REQUIREMENTS:
Only the number is wanted: how many lines contain the word "document"?

RECORDED INFORMATION:
Begin

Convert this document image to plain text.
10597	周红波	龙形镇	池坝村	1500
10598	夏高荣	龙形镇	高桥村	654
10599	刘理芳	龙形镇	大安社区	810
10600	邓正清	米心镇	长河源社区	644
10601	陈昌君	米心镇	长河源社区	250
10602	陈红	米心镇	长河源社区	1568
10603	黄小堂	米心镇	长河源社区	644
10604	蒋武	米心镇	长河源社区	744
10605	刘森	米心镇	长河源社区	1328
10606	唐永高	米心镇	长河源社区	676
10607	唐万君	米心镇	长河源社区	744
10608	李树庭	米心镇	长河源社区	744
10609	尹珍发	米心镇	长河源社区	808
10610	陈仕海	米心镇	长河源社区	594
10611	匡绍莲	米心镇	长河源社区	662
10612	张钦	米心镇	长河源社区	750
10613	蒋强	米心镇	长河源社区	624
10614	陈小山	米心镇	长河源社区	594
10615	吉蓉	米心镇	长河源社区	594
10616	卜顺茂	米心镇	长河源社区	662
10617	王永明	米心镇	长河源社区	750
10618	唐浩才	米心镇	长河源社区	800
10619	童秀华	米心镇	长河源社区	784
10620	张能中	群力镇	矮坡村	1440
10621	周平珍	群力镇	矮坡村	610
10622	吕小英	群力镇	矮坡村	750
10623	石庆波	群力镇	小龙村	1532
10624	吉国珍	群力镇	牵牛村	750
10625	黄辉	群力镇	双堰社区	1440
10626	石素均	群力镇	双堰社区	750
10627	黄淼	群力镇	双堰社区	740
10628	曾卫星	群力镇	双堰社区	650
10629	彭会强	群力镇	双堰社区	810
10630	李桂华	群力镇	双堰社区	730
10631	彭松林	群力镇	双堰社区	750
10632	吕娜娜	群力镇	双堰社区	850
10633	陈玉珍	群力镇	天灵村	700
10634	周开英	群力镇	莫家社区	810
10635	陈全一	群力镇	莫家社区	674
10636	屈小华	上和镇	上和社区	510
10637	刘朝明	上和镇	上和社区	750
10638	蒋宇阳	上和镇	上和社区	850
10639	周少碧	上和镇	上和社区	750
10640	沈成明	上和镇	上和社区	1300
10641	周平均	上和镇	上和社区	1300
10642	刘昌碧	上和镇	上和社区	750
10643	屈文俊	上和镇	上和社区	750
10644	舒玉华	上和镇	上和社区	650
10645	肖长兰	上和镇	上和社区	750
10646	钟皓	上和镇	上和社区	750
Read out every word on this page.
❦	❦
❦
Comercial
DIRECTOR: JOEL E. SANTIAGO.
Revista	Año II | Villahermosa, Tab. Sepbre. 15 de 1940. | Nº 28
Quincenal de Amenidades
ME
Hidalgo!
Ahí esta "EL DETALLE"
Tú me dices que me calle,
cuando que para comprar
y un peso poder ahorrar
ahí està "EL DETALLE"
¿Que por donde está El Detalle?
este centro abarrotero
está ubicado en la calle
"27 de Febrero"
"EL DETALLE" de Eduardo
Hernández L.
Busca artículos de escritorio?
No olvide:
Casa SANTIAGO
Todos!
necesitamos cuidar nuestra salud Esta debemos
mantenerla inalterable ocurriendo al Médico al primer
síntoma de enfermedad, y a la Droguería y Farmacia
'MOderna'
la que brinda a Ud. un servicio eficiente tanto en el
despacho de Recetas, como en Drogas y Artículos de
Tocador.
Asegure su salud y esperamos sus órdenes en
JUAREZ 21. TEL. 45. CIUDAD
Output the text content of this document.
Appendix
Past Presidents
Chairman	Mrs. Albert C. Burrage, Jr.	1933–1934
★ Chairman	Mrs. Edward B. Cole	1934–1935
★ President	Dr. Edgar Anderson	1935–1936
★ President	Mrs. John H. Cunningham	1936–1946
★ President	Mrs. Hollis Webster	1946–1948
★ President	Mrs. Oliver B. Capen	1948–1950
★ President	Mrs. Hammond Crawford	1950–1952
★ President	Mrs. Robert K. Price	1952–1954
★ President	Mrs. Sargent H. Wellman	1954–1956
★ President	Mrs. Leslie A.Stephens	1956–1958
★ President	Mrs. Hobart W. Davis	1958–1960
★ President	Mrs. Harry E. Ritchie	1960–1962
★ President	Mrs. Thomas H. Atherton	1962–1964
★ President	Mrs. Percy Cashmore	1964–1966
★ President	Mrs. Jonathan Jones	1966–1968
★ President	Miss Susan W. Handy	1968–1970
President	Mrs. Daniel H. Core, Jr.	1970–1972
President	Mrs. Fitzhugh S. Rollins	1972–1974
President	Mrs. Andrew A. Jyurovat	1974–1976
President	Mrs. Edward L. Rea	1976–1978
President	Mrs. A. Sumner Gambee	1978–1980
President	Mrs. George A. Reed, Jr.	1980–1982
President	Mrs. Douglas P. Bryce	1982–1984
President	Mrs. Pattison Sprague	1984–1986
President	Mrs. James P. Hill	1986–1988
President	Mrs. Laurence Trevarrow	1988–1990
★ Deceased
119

End

COMPLETE OUTPUT:
2